= TASK DIRECTIONS =
Without including any pictures, write out the listing below exactly.

= DATA PROVIDED =
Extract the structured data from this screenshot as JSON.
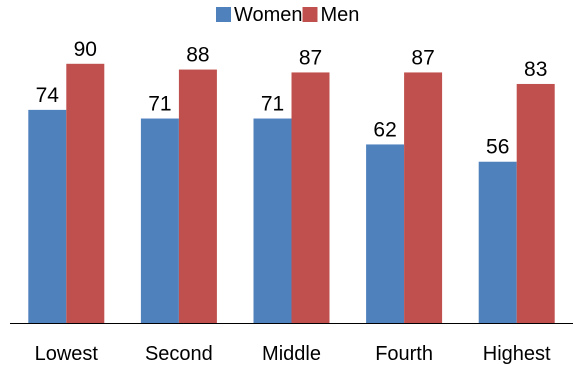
{
  "chart_data": {
    "type": "bar",
    "categories": [
      "Lowest",
      "Second",
      "Middle",
      "Fourth",
      "Highest"
    ],
    "series": [
      {
        "name": "Women",
        "values": [
          74,
          71,
          71,
          62,
          56
        ],
        "color": "#4F81BD"
      },
      {
        "name": "Men",
        "values": [
          90,
          88,
          87,
          87,
          83
        ],
        "color": "#C0504D"
      }
    ],
    "title": "",
    "xlabel": "",
    "ylabel": "",
    "ylim": [
      0,
      100
    ],
    "grid": false,
    "legend_position": "top-center",
    "data_labels": true,
    "y_axis_visible": false
  }
}
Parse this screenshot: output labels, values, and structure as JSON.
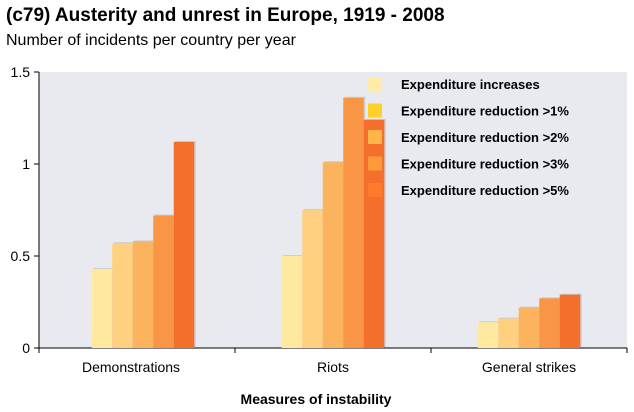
{
  "title": "(c79) Austerity and unrest in Europe, 1919 - 2008",
  "subtitle": "Number of incidents per country per year",
  "chart_data": {
    "type": "bar",
    "categories": [
      "Demonstrations",
      "Riots",
      "General strikes"
    ],
    "series": [
      {
        "name": "Expenditure increases",
        "color": "#ffe9a0",
        "values": [
          0.43,
          0.5,
          0.14
        ]
      },
      {
        "name": "Expenditure reduction >1%",
        "color": "#ffd080",
        "values": [
          0.57,
          0.75,
          0.16
        ]
      },
      {
        "name": "Expenditure reduction >2%",
        "color": "#fcb35e",
        "values": [
          0.58,
          1.01,
          0.22
        ]
      },
      {
        "name": "Expenditure reduction >3%",
        "color": "#f99645",
        "values": [
          0.72,
          1.36,
          0.27
        ]
      },
      {
        "name": "Expenditure reduction >5%",
        "color": "#f46f2b",
        "values": [
          1.12,
          1.24,
          0.29
        ]
      }
    ],
    "legend_swatch_colors": [
      "#ffeaa8",
      "#ffd02a",
      "#ffb547",
      "#ff9a38",
      "#ff7a2a"
    ],
    "title": "(c79) Austerity and unrest in Europe, 1919 - 2008",
    "subtitle": "Number of incidents per country per year",
    "xlabel": "Measures of instability",
    "ylabel": "",
    "ylim": [
      0,
      1.5
    ],
    "yticks": [
      0,
      0.5,
      1,
      1.5
    ],
    "ytick_labels": [
      "0",
      "0.5",
      "1",
      "1.5"
    ],
    "grid": false,
    "legend_position": "top-right",
    "plot_background": "#e8eaf0"
  }
}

= EXERCISE SOLUTION =
Extract the structured data from this screenshot as JSON.
{
  "chart_data": {
    "type": "bar",
    "categories": [
      "Lowest",
      "Second",
      "Middle",
      "Fourth",
      "Highest"
    ],
    "series": [
      {
        "name": "Women",
        "values": [
          74,
          71,
          71,
          62,
          56
        ],
        "color": "#4F81BD"
      },
      {
        "name": "Men",
        "values": [
          90,
          88,
          87,
          87,
          83
        ],
        "color": "#C0504D"
      }
    ],
    "title": "",
    "xlabel": "",
    "ylabel": "",
    "ylim": [
      0,
      100
    ],
    "grid": false,
    "legend_position": "top-center",
    "data_labels": true,
    "y_axis_visible": false
  }
}
Parse this screenshot: output labels, values, and structure as JSON.
{
  "title": "(c79) Austerity and unrest in Europe, 1919 - 2008",
  "subtitle": "Number of incidents per country per year",
  "chart_data": {
    "type": "bar",
    "categories": [
      "Demonstrations",
      "Riots",
      "General strikes"
    ],
    "series": [
      {
        "name": "Expenditure increases",
        "color": "#ffe9a0",
        "values": [
          0.43,
          0.5,
          0.14
        ]
      },
      {
        "name": "Expenditure reduction >1%",
        "color": "#ffd080",
        "values": [
          0.57,
          0.75,
          0.16
        ]
      },
      {
        "name": "Expenditure reduction >2%",
        "color": "#fcb35e",
        "values": [
          0.58,
          1.01,
          0.22
        ]
      },
      {
        "name": "Expenditure reduction >3%",
        "color": "#f99645",
        "values": [
          0.72,
          1.36,
          0.27
        ]
      },
      {
        "name": "Expenditure reduction >5%",
        "color": "#f46f2b",
        "values": [
          1.12,
          1.24,
          0.29
        ]
      }
    ],
    "legend_swatch_colors": [
      "#ffeaa8",
      "#ffd02a",
      "#ffb547",
      "#ff9a38",
      "#ff7a2a"
    ],
    "title": "(c79) Austerity and unrest in Europe, 1919 - 2008",
    "subtitle": "Number of incidents per country per year",
    "xlabel": "Measures of instability",
    "ylabel": "",
    "ylim": [
      0,
      1.5
    ],
    "yticks": [
      0,
      0.5,
      1,
      1.5
    ],
    "ytick_labels": [
      "0",
      "0.5",
      "1",
      "1.5"
    ],
    "grid": false,
    "legend_position": "top-right",
    "plot_background": "#e8eaf0"
  }
}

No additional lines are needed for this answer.